Given exercise: Report each line of the data that has "ELECTRON" somewhere in it.

— BEGIN Data lines —

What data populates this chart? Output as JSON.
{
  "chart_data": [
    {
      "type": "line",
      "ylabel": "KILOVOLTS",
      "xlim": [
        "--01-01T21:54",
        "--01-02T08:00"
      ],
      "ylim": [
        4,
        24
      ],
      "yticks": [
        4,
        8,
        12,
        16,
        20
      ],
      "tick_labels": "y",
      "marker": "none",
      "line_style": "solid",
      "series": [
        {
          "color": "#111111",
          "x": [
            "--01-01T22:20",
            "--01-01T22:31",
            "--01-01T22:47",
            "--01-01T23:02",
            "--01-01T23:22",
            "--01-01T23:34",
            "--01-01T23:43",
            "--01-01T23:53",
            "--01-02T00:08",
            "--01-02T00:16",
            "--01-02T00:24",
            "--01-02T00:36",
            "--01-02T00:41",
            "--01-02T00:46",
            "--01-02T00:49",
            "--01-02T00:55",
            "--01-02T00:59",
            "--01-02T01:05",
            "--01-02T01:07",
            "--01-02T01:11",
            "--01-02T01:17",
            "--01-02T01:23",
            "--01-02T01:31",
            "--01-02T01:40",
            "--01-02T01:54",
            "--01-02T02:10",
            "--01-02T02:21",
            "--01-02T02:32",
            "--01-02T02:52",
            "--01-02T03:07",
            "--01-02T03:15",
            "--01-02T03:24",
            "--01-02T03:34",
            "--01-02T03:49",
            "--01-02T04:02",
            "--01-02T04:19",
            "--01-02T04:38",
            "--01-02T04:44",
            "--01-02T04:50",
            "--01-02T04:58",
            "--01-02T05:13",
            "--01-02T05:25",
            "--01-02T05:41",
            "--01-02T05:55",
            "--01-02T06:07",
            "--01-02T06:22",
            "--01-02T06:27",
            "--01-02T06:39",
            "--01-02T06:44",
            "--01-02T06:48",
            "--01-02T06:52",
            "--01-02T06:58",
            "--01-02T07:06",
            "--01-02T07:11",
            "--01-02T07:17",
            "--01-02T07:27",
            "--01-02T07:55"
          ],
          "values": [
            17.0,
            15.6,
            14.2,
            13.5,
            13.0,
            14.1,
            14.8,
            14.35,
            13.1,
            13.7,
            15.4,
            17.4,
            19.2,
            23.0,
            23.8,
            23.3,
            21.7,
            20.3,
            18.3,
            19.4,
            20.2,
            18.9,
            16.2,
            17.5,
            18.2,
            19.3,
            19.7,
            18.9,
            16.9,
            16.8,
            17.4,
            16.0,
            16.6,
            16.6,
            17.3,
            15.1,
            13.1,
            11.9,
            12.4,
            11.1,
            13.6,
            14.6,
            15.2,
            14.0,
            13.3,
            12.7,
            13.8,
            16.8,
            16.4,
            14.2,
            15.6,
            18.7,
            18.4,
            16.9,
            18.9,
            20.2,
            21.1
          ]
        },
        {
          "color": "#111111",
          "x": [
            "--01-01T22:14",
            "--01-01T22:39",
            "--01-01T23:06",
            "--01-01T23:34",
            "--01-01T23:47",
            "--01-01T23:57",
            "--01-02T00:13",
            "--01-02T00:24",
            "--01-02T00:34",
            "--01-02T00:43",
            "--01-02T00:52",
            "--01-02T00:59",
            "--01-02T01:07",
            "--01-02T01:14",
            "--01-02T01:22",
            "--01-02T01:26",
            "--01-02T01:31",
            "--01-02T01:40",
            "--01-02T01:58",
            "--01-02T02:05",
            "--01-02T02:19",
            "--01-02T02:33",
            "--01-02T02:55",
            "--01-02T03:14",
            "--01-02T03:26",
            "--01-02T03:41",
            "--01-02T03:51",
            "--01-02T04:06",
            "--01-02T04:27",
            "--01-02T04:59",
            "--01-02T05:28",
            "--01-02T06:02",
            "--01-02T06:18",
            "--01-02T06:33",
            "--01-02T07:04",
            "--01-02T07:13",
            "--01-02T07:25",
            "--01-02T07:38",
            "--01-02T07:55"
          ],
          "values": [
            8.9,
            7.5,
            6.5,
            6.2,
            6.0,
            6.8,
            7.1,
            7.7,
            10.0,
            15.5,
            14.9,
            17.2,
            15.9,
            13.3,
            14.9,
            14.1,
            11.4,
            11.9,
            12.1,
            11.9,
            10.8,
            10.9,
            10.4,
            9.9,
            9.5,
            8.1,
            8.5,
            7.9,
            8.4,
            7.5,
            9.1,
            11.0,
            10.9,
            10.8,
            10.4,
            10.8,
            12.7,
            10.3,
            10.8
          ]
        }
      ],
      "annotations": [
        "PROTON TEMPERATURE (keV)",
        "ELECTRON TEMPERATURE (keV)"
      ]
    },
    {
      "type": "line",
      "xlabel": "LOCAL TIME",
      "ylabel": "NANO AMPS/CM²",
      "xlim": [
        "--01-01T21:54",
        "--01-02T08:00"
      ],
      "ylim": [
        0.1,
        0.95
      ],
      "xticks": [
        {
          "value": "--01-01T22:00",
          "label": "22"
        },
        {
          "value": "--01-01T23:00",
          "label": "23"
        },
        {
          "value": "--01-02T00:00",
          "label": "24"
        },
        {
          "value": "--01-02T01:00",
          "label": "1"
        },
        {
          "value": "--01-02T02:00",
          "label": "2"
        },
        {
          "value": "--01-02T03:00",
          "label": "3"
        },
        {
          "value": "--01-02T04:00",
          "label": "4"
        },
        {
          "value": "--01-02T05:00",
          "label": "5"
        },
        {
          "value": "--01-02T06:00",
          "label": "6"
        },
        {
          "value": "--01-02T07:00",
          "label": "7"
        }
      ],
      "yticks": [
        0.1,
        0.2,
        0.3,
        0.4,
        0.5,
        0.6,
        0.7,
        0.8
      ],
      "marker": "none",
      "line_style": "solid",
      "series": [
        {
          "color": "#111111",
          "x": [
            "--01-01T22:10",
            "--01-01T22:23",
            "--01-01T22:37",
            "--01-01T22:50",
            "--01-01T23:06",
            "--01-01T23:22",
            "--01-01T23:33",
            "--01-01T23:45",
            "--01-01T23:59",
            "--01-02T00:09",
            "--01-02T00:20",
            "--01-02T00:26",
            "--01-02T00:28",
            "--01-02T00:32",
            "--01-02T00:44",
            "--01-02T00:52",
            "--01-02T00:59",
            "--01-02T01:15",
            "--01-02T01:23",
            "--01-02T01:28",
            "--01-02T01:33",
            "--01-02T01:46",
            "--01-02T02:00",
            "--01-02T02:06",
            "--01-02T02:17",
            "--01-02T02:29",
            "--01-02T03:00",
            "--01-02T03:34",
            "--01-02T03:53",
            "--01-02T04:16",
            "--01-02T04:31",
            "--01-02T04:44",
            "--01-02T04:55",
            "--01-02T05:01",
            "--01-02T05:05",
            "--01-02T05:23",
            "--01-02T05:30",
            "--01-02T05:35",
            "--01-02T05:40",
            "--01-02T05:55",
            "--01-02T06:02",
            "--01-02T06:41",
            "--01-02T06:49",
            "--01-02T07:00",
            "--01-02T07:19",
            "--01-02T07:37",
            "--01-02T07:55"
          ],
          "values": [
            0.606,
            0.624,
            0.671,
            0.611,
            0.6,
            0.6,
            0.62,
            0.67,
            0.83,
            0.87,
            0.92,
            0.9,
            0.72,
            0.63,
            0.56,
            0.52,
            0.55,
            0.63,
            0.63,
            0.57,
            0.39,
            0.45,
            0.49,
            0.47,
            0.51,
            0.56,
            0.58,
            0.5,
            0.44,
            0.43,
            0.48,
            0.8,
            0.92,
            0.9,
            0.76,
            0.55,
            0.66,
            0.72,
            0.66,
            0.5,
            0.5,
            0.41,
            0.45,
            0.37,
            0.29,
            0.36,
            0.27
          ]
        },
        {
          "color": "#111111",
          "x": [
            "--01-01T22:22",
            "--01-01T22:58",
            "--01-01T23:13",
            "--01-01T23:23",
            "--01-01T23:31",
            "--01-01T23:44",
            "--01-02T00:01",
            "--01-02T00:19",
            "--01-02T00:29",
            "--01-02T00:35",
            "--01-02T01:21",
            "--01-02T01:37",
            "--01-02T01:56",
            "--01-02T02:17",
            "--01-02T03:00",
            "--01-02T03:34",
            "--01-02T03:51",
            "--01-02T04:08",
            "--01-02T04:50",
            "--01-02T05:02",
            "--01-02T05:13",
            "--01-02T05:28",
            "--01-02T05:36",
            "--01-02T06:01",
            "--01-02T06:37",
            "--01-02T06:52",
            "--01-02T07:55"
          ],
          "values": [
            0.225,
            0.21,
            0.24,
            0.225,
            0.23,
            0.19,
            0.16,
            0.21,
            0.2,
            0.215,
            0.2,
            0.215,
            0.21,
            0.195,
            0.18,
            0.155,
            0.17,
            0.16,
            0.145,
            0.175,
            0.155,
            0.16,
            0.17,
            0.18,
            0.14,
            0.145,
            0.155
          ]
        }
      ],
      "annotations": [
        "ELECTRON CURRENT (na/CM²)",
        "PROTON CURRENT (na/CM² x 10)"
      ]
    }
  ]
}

— END Data lines —

Task solution:
        "ELECTRON TEMPERATURE (keV)"
        "ELECTRON CURRENT (na/CM²)",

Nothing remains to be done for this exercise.